▸ Your objective
Write out every line below that includes the word "Media".

-- begin Data lines --

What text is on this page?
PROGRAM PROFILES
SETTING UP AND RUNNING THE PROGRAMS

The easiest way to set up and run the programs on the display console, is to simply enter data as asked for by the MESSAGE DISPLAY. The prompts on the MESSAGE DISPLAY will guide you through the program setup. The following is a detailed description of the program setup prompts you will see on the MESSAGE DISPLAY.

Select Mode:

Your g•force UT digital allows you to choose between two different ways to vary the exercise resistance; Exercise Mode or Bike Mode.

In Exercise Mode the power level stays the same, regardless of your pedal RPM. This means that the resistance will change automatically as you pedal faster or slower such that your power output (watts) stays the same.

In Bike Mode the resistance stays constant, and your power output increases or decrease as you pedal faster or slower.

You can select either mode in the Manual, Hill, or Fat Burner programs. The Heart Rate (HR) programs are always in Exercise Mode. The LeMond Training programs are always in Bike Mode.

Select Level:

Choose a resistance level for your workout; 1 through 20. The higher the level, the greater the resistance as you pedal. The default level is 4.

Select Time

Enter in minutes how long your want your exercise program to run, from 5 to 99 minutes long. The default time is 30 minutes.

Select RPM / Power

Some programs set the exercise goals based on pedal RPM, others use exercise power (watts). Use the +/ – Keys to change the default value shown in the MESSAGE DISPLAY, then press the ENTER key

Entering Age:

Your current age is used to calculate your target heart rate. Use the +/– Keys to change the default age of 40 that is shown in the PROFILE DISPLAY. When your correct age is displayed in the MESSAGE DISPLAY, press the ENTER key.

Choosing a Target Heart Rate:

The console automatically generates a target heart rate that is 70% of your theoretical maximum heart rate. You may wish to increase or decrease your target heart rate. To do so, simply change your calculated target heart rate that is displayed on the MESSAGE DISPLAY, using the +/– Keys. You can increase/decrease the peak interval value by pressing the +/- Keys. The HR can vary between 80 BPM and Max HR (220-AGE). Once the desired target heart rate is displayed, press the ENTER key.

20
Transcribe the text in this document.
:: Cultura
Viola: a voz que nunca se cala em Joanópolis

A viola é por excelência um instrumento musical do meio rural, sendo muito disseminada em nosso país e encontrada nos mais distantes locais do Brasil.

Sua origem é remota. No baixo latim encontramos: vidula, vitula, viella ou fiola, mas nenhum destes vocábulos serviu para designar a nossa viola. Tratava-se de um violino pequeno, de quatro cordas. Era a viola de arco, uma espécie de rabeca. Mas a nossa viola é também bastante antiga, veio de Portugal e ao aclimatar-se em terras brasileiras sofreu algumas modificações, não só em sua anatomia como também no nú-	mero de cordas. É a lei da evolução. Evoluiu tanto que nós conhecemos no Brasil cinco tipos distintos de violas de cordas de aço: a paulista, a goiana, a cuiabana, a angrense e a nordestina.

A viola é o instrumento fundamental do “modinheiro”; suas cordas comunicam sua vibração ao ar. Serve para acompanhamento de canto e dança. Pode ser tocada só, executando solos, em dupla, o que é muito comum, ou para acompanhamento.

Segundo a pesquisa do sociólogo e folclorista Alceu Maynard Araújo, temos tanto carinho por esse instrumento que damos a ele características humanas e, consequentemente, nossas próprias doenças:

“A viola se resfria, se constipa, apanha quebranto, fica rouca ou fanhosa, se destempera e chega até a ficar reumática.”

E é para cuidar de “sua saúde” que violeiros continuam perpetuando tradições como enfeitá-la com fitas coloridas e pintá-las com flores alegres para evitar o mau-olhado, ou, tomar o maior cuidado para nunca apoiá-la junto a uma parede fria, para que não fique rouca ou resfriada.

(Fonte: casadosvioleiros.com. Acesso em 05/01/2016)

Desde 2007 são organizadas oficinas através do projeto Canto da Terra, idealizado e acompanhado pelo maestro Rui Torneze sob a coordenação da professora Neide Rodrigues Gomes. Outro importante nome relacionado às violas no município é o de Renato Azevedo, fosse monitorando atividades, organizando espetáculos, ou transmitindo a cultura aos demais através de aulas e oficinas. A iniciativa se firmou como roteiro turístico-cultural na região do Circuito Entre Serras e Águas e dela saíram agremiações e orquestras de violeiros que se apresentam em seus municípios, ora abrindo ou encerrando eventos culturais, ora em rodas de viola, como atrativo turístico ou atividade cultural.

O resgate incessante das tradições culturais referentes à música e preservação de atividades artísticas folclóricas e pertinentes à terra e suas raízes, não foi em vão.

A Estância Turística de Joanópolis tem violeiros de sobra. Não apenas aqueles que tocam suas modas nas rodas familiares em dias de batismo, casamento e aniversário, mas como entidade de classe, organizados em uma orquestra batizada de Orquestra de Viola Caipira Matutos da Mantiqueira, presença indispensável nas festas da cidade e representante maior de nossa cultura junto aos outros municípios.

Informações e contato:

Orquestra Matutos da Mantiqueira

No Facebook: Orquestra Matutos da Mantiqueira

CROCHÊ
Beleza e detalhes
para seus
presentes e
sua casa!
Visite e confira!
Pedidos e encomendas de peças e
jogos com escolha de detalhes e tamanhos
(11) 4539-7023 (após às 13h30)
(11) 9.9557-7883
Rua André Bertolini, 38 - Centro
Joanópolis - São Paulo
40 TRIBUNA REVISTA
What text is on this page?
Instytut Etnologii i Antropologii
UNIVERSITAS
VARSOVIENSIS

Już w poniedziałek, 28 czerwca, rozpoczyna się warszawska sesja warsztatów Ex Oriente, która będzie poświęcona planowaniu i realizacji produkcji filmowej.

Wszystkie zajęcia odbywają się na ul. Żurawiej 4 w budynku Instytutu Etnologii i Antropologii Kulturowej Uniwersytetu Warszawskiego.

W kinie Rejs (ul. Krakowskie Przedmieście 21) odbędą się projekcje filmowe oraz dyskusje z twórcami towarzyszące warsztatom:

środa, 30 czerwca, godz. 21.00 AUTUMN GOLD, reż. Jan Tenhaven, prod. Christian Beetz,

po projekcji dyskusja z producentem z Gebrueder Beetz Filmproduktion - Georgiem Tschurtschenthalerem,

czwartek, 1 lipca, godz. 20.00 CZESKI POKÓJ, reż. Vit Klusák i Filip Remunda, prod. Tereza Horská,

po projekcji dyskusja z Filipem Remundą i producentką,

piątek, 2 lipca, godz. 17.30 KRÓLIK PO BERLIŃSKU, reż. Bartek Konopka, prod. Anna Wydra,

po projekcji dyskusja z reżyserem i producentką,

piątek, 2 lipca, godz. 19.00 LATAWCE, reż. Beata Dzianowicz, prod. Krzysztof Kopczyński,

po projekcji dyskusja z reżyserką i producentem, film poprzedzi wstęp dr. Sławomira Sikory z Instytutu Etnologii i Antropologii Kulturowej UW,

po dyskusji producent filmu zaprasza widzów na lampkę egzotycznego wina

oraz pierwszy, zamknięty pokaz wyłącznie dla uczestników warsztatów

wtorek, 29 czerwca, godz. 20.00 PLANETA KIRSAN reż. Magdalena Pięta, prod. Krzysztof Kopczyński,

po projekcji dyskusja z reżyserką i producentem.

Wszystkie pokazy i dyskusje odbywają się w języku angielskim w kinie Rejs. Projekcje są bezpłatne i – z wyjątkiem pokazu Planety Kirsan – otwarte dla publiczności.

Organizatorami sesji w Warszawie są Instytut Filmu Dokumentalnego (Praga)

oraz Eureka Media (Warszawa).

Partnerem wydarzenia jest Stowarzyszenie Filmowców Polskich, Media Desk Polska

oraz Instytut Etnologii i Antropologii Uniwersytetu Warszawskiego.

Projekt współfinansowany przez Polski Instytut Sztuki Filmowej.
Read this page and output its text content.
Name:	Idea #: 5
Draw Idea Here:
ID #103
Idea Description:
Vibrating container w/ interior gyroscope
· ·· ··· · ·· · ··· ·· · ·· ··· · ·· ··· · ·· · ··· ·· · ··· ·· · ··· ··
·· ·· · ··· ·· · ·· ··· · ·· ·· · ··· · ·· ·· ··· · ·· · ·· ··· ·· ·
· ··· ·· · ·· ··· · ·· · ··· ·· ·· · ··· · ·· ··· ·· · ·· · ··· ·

-- end Data lines --

▸ Result for this task
oraz Eureka Media (Warszawa).
Partnerem wydarzenia jest Stowarzyszenie Filmowców Polskich, Media Desk Polska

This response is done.